Written exercise: Give the data again exactly as written, skipping any pictures.

-------- Dataset rows --------

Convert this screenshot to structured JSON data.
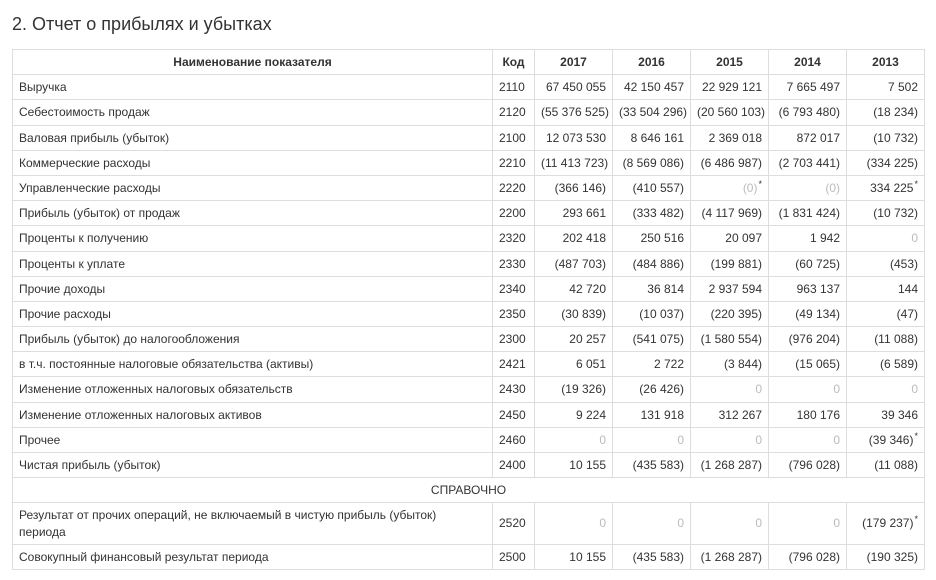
{
  "title": "2. Отчет о прибылях и убытках",
  "headers": {
    "name": "Наименование показателя",
    "code": "Код",
    "years": [
      "2017",
      "2016",
      "2015",
      "2014",
      "2013"
    ]
  },
  "section_header": "СПРАВОЧНО",
  "rows": [
    {
      "name": "Выручка",
      "code": "2110",
      "y": [
        "67 450 055",
        "42 150 457",
        "22 929 121",
        "7 665 497",
        "7 502"
      ]
    },
    {
      "name": "Себестоимость продаж",
      "code": "2120",
      "y": [
        {
          "v": "(55 376 525)",
          "p": true
        },
        {
          "v": "(33 504 296)",
          "p": true
        },
        {
          "v": "(20 560 103)",
          "p": true
        },
        {
          "v": "(6 793 480)",
          "p": true
        },
        {
          "v": "(18 234)",
          "p": true
        }
      ]
    },
    {
      "name": "Валовая прибыль (убыток)",
      "code": "2100",
      "y": [
        "12 073 530",
        "8 646 161",
        "2 369 018",
        "872 017",
        {
          "v": "(10 732)",
          "p": true
        }
      ]
    },
    {
      "name": "Коммерческие расходы",
      "code": "2210",
      "y": [
        {
          "v": "(11 413 723)",
          "p": true
        },
        {
          "v": "(8 569 086)",
          "p": true
        },
        {
          "v": "(6 486 987)",
          "p": true
        },
        {
          "v": "(2 703 441)",
          "p": true
        },
        {
          "v": "(334 225)",
          "p": true
        }
      ]
    },
    {
      "name": "Управленческие расходы",
      "code": "2220",
      "y": [
        {
          "v": "(366 146)",
          "p": true
        },
        {
          "v": "(410 557)",
          "p": true
        },
        {
          "v": "(0)",
          "p": true,
          "star": true,
          "dim": true
        },
        {
          "v": "(0)",
          "p": true,
          "dim": true
        },
        {
          "v": "334 225",
          "star": true
        }
      ]
    },
    {
      "name": "Прибыль (убыток) от продаж",
      "code": "2200",
      "y": [
        "293 661",
        {
          "v": "(333 482)",
          "p": true
        },
        {
          "v": "(4 117 969)",
          "p": true
        },
        {
          "v": "(1 831 424)",
          "p": true
        },
        {
          "v": "(10 732)",
          "p": true
        }
      ]
    },
    {
      "name": "Проценты к получению",
      "code": "2320",
      "y": [
        "202 418",
        "250 516",
        "20 097",
        "1 942",
        {
          "v": "0",
          "dim": true
        }
      ]
    },
    {
      "name": "Проценты к уплате",
      "code": "2330",
      "y": [
        {
          "v": "(487 703)",
          "p": true
        },
        {
          "v": "(484 886)",
          "p": true
        },
        {
          "v": "(199 881)",
          "p": true
        },
        {
          "v": "(60 725)",
          "p": true
        },
        {
          "v": "(453)",
          "p": true
        }
      ]
    },
    {
      "name": "Прочие доходы",
      "code": "2340",
      "y": [
        "42 720",
        "36 814",
        "2 937 594",
        "963 137",
        "144"
      ]
    },
    {
      "name": "Прочие расходы",
      "code": "2350",
      "y": [
        {
          "v": "(30 839)",
          "p": true
        },
        {
          "v": "(10 037)",
          "p": true
        },
        {
          "v": "(220 395)",
          "p": true
        },
        {
          "v": "(49 134)",
          "p": true
        },
        {
          "v": "(47)",
          "p": true
        }
      ]
    },
    {
      "name": "Прибыль (убыток) до налогообложения",
      "code": "2300",
      "y": [
        "20 257",
        {
          "v": "(541 075)",
          "p": true
        },
        {
          "v": "(1 580 554)",
          "p": true
        },
        {
          "v": "(976 204)",
          "p": true
        },
        {
          "v": "(11 088)",
          "p": true
        }
      ]
    },
    {
      "name": "в т.ч. постоянные налоговые обязательства (активы)",
      "code": "2421",
      "y": [
        "6 051",
        "2 722",
        {
          "v": "(3 844)",
          "p": true
        },
        {
          "v": "(15 065)",
          "p": true
        },
        {
          "v": "(6 589)",
          "p": true
        }
      ]
    },
    {
      "name": "Изменение отложенных налоговых обязательств",
      "code": "2430",
      "y": [
        {
          "v": "(19 326)",
          "p": true
        },
        {
          "v": "(26 426)",
          "p": true
        },
        {
          "v": "0",
          "dim": true
        },
        {
          "v": "0",
          "dim": true
        },
        {
          "v": "0",
          "dim": true
        }
      ]
    },
    {
      "name": "Изменение отложенных налоговых активов",
      "code": "2450",
      "y": [
        "9 224",
        "131 918",
        "312 267",
        "180 176",
        "39 346"
      ]
    },
    {
      "name": "Прочее",
      "code": "2460",
      "y": [
        {
          "v": "0",
          "dim": true
        },
        {
          "v": "0",
          "dim": true
        },
        {
          "v": "0",
          "dim": true
        },
        {
          "v": "0",
          "dim": true
        },
        {
          "v": "(39 346)",
          "p": true,
          "star": true
        }
      ]
    },
    {
      "name": "Чистая прибыль (убыток)",
      "code": "2400",
      "y": [
        "10 155",
        {
          "v": "(435 583)",
          "p": true
        },
        {
          "v": "(1 268 287)",
          "p": true
        },
        {
          "v": "(796 028)",
          "p": true
        },
        {
          "v": "(11 088)",
          "p": true
        }
      ]
    }
  ],
  "rows_ref": [
    {
      "name": "Результат от прочих операций, не включаемый в чистую прибыль (убыток) периода",
      "code": "2520",
      "y": [
        {
          "v": "0",
          "dim": true
        },
        {
          "v": "0",
          "dim": true
        },
        {
          "v": "0",
          "dim": true
        },
        {
          "v": "0",
          "dim": true
        },
        {
          "v": "(179 237)",
          "p": true,
          "star": true
        }
      ]
    },
    {
      "name": "Совокупный финансовый результат периода",
      "code": "2500",
      "y": [
        "10 155",
        {
          "v": "(435 583)",
          "p": true
        },
        {
          "v": "(1 268 287)",
          "p": true
        },
        {
          "v": "(796 028)",
          "p": true
        },
        {
          "v": "(190 325)",
          "p": true
        }
      ]
    }
  ],
  "style": {
    "text_color": "#333333",
    "border_color": "#dddddd",
    "dim_color": "#bbbbbb",
    "background": "#ffffff",
    "title_fontsize": 18,
    "body_fontsize": 12
  }
}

--------

Finished answer:
Convert this screenshot to structured JSON data.
{
  "title": "2. Отчет о прибылях и убытках",
  "headers": {
    "name": "Наименование показателя",
    "code": "Код",
    "years": [
      "2017",
      "2016",
      "2015",
      "2014",
      "2013"
    ]
  },
  "section_header": "СПРАВОЧНО",
  "rows": [
    {
      "name": "Выручка",
      "code": "2110",
      "y": [
        "67 450 055",
        "42 150 457",
        "22 929 121",
        "7 665 497",
        "7 502"
      ]
    },
    {
      "name": "Себестоимость продаж",
      "code": "2120",
      "y": [
        {
          "v": "(55 376 525)",
          "p": true
        },
        {
          "v": "(33 504 296)",
          "p": true
        },
        {
          "v": "(20 560 103)",
          "p": true
        },
        {
          "v": "(6 793 480)",
          "p": true
        },
        {
          "v": "(18 234)",
          "p": true
        }
      ]
    },
    {
      "name": "Валовая прибыль (убыток)",
      "code": "2100",
      "y": [
        "12 073 530",
        "8 646 161",
        "2 369 018",
        "872 017",
        {
          "v": "(10 732)",
          "p": true
        }
      ]
    },
    {
      "name": "Коммерческие расходы",
      "code": "2210",
      "y": [
        {
          "v": "(11 413 723)",
          "p": true
        },
        {
          "v": "(8 569 086)",
          "p": true
        },
        {
          "v": "(6 486 987)",
          "p": true
        },
        {
          "v": "(2 703 441)",
          "p": true
        },
        {
          "v": "(334 225)",
          "p": true
        }
      ]
    },
    {
      "name": "Управленческие расходы",
      "code": "2220",
      "y": [
        {
          "v": "(366 146)",
          "p": true
        },
        {
          "v": "(410 557)",
          "p": true
        },
        {
          "v": "(0)",
          "p": true,
          "star": true,
          "dim": true
        },
        {
          "v": "(0)",
          "p": true,
          "dim": true
        },
        {
          "v": "334 225",
          "star": true
        }
      ]
    },
    {
      "name": "Прибыль (убыток) от продаж",
      "code": "2200",
      "y": [
        "293 661",
        {
          "v": "(333 482)",
          "p": true
        },
        {
          "v": "(4 117 969)",
          "p": true
        },
        {
          "v": "(1 831 424)",
          "p": true
        },
        {
          "v": "(10 732)",
          "p": true
        }
      ]
    },
    {
      "name": "Проценты к получению",
      "code": "2320",
      "y": [
        "202 418",
        "250 516",
        "20 097",
        "1 942",
        {
          "v": "0",
          "dim": true
        }
      ]
    },
    {
      "name": "Проценты к уплате",
      "code": "2330",
      "y": [
        {
          "v": "(487 703)",
          "p": true
        },
        {
          "v": "(484 886)",
          "p": true
        },
        {
          "v": "(199 881)",
          "p": true
        },
        {
          "v": "(60 725)",
          "p": true
        },
        {
          "v": "(453)",
          "p": true
        }
      ]
    },
    {
      "name": "Прочие доходы",
      "code": "2340",
      "y": [
        "42 720",
        "36 814",
        "2 937 594",
        "963 137",
        "144"
      ]
    },
    {
      "name": "Прочие расходы",
      "code": "2350",
      "y": [
        {
          "v": "(30 839)",
          "p": true
        },
        {
          "v": "(10 037)",
          "p": true
        },
        {
          "v": "(220 395)",
          "p": true
        },
        {
          "v": "(49 134)",
          "p": true
        },
        {
          "v": "(47)",
          "p": true
        }
      ]
    },
    {
      "name": "Прибыль (убыток) до налогообложения",
      "code": "2300",
      "y": [
        "20 257",
        {
          "v": "(541 075)",
          "p": true
        },
        {
          "v": "(1 580 554)",
          "p": true
        },
        {
          "v": "(976 204)",
          "p": true
        },
        {
          "v": "(11 088)",
          "p": true
        }
      ]
    },
    {
      "name": "в т.ч. постоянные налоговые обязательства (активы)",
      "code": "2421",
      "y": [
        "6 051",
        "2 722",
        {
          "v": "(3 844)",
          "p": true
        },
        {
          "v": "(15 065)",
          "p": true
        },
        {
          "v": "(6 589)",
          "p": true
        }
      ]
    },
    {
      "name": "Изменение отложенных налоговых обязательств",
      "code": "2430",
      "y": [
        {
          "v": "(19 326)",
          "p": true
        },
        {
          "v": "(26 426)",
          "p": true
        },
        {
          "v": "0",
          "dim": true
        },
        {
          "v": "0",
          "dim": true
        },
        {
          "v": "0",
          "dim": true
        }
      ]
    },
    {
      "name": "Изменение отложенных налоговых активов",
      "code": "2450",
      "y": [
        "9 224",
        "131 918",
        "312 267",
        "180 176",
        "39 346"
      ]
    },
    {
      "name": "Прочее",
      "code": "2460",
      "y": [
        {
          "v": "0",
          "dim": true
        },
        {
          "v": "0",
          "dim": true
        },
        {
          "v": "0",
          "dim": true
        },
        {
          "v": "0",
          "dim": true
        },
        {
          "v": "(39 346)",
          "p": true,
          "star": true
        }
      ]
    },
    {
      "name": "Чистая прибыль (убыток)",
      "code": "2400",
      "y": [
        "10 155",
        {
          "v": "(435 583)",
          "p": true
        },
        {
          "v": "(1 268 287)",
          "p": true
        },
        {
          "v": "(796 028)",
          "p": true
        },
        {
          "v": "(11 088)",
          "p": true
        }
      ]
    }
  ],
  "rows_ref": [
    {
      "name": "Результат от прочих операций, не включаемый в чистую прибыль (убыток) периода",
      "code": "2520",
      "y": [
        {
          "v": "0",
          "dim": true
        },
        {
          "v": "0",
          "dim": true
        },
        {
          "v": "0",
          "dim": true
        },
        {
          "v": "0",
          "dim": true
        },
        {
          "v": "(179 237)",
          "p": true,
          "star": true
        }
      ]
    },
    {
      "name": "Совокупный финансовый результат периода",
      "code": "2500",
      "y": [
        "10 155",
        {
          "v": "(435 583)",
          "p": true
        },
        {
          "v": "(1 268 287)",
          "p": true
        },
        {
          "v": "(796 028)",
          "p": true
        },
        {
          "v": "(190 325)",
          "p": true
        }
      ]
    }
  ],
  "style": {
    "text_color": "#333333",
    "border_color": "#dddddd",
    "dim_color": "#bbbbbb",
    "background": "#ffffff",
    "title_fontsize": 18,
    "body_fontsize": 12
  }
}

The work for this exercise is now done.